Directions for this task: Transcribe the whole listing below without changing a word, but leave out every image.

(Data records)
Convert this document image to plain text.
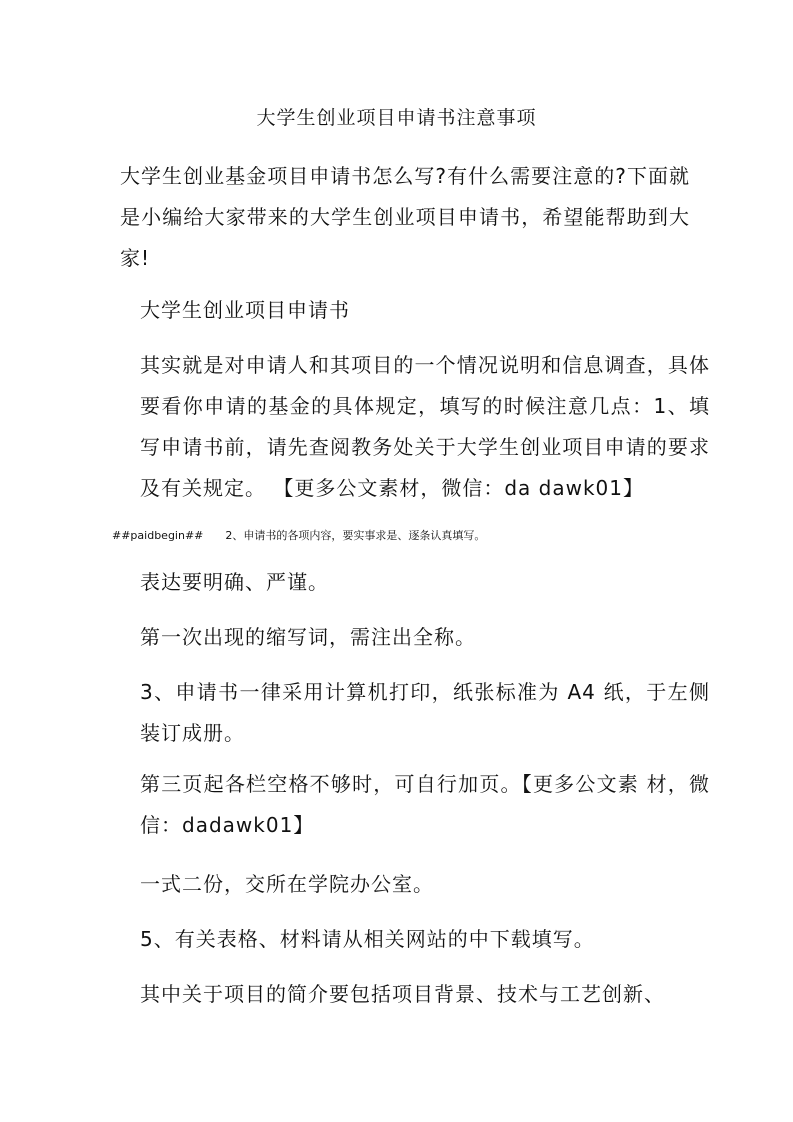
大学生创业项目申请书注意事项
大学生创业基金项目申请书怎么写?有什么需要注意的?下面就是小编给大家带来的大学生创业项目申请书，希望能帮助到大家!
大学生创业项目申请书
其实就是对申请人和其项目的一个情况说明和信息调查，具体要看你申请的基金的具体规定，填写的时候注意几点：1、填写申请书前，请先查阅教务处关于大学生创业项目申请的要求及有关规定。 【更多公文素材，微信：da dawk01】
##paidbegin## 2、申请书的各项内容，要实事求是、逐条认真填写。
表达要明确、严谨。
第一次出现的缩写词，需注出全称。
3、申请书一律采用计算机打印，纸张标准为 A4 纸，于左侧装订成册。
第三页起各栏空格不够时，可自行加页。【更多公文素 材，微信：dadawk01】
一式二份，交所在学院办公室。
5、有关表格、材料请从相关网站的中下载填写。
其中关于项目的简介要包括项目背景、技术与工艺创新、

Solution to the exercise:
Convert this document image to plain text.
大学生创业项目申请书注意事项
大学生创业基金项目申请书怎么写?有什么需要注意的?下面就是小编给大家带来的大学生创业项目申请书，希望能帮助到大家!
大学生创业项目申请书
其实就是对申请人和其项目的一个情况说明和信息调查，具体要看你申请的基金的具体规定，填写的时候注意几点：1、填写申请书前，请先查阅教务处关于大学生创业项目申请的要求及有关规定。 【更多公文素材，微信：da dawk01】
##paidbegin## 2、申请书的各项内容，要实事求是、逐条认真填写。
表达要明确、严谨。
第一次出现的缩写词，需注出全称。
3、申请书一律采用计算机打印，纸张标准为 A4 纸，于左侧装订成册。
第三页起各栏空格不够时，可自行加页。【更多公文素 材，微信：dadawk01】
一式二份，交所在学院办公室。
5、有关表格、材料请从相关网站的中下载填写。
其中关于项目的简介要包括项目背景、技术与工艺创新、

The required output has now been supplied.